Task description: Write the data below out exactly as it stands. Do not include the pictures.

Given information:
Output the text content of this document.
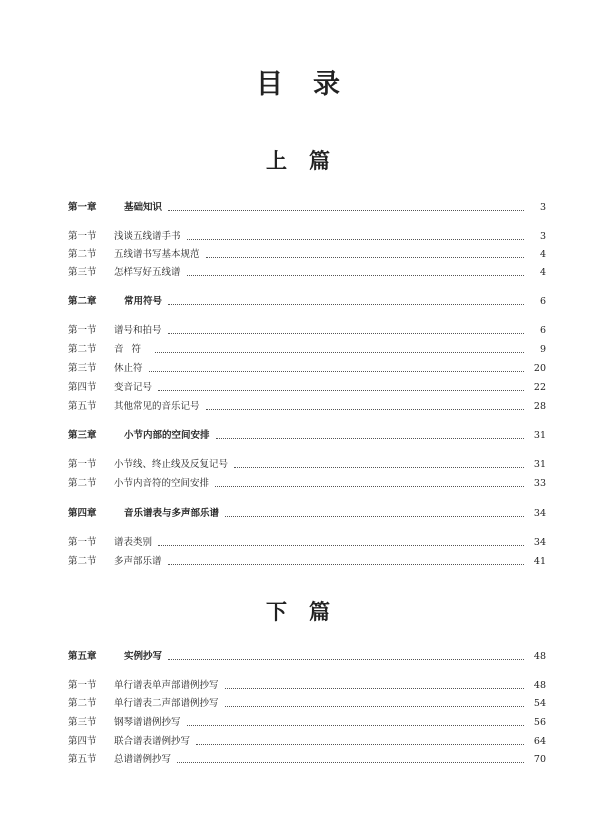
目录
上篇
第一章	基础知识	3
第一节	浅谈五线谱手书	3
第二节	五线谱书写基本规范	4
第三节	怎样写好五线谱	4
第二章	常用符号	6
第一节	谱号和拍号	6
第二节	音符	9
第三节	休止符	20
第四节	变音记号	22
第五节	其他常见的音乐记号	28
第三章	小节内部的空间安排	31
第一节	小节线、终止线及反复记号	31
第二节	小节内音符的空间安排	33
第四章	音乐谱表与多声部乐谱	34
第一节	谱表类别	34
第二节	多声部乐谱	41
下篇
第五章	实例抄写	48
第一节	单行谱表单声部谱例抄写	48
第二节	单行谱表二声部谱例抄写	54
第三节	钢琴谱谱例抄写	56
第四节	联合谱表谱例抄写	64
第五节	总谱谱例抄写	70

Result:
Output the text content of this document.
目录
上篇
第一章	基础知识	3
第一节	浅谈五线谱手书	3
第二节	五线谱书写基本规范	4
第三节	怎样写好五线谱	4
第二章	常用符号	6
第一节	谱号和拍号	6
第二节	音符	9
第三节	休止符	20
第四节	变音记号	22
第五节	其他常见的音乐记号	28
第三章	小节内部的空间安排	31
第一节	小节线、终止线及反复记号	31
第二节	小节内音符的空间安排	33
第四章	音乐谱表与多声部乐谱	34
第一节	谱表类别	34
第二节	多声部乐谱	41
下篇
第五章	实例抄写	48
第一节	单行谱表单声部谱例抄写	48
第二节	单行谱表二声部谱例抄写	54
第三节	钢琴谱谱例抄写	56
第四节	联合谱表谱例抄写	64
第五节	总谱谱例抄写	70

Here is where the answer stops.